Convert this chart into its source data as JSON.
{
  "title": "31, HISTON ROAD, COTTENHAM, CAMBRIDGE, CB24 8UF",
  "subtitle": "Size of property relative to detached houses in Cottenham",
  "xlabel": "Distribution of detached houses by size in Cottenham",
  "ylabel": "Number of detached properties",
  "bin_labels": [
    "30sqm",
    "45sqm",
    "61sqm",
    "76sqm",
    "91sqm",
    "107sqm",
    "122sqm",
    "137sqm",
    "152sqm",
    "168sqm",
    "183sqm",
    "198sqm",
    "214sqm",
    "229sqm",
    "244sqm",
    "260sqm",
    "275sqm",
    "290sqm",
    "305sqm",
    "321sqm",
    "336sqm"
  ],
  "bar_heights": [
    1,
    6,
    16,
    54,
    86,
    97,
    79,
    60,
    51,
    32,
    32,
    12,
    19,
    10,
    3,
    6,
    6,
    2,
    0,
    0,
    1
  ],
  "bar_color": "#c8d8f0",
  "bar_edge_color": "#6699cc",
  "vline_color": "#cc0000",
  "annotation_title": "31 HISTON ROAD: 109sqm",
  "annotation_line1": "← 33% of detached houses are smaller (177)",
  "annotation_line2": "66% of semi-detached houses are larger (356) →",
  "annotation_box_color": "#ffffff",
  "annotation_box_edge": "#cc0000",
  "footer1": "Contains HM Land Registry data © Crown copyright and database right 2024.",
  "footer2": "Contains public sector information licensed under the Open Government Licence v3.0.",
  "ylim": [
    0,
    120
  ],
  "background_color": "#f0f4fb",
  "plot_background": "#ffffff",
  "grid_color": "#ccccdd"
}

WHAT YOU HAVE TO DO => Every line of the records above needs to be given again exactly.

TASK RESULT =>
Convert this chart into its source data as JSON.
{
  "title": "31, HISTON ROAD, COTTENHAM, CAMBRIDGE, CB24 8UF",
  "subtitle": "Size of property relative to detached houses in Cottenham",
  "xlabel": "Distribution of detached houses by size in Cottenham",
  "ylabel": "Number of detached properties",
  "bin_labels": [
    "30sqm",
    "45sqm",
    "61sqm",
    "76sqm",
    "91sqm",
    "107sqm",
    "122sqm",
    "137sqm",
    "152sqm",
    "168sqm",
    "183sqm",
    "198sqm",
    "214sqm",
    "229sqm",
    "244sqm",
    "260sqm",
    "275sqm",
    "290sqm",
    "305sqm",
    "321sqm",
    "336sqm"
  ],
  "bar_heights": [
    1,
    6,
    16,
    54,
    86,
    97,
    79,
    60,
    51,
    32,
    32,
    12,
    19,
    10,
    3,
    6,
    6,
    2,
    0,
    0,
    1
  ],
  "bar_color": "#c8d8f0",
  "bar_edge_color": "#6699cc",
  "vline_color": "#cc0000",
  "annotation_title": "31 HISTON ROAD: 109sqm",
  "annotation_line1": "← 33% of detached houses are smaller (177)",
  "annotation_line2": "66% of semi-detached houses are larger (356) →",
  "annotation_box_color": "#ffffff",
  "annotation_box_edge": "#cc0000",
  "footer1": "Contains HM Land Registry data © Crown copyright and database right 2024.",
  "footer2": "Contains public sector information licensed under the Open Government Licence v3.0.",
  "ylim": [
    0,
    120
  ],
  "background_color": "#f0f4fb",
  "plot_background": "#ffffff",
  "grid_color": "#ccccdd"
}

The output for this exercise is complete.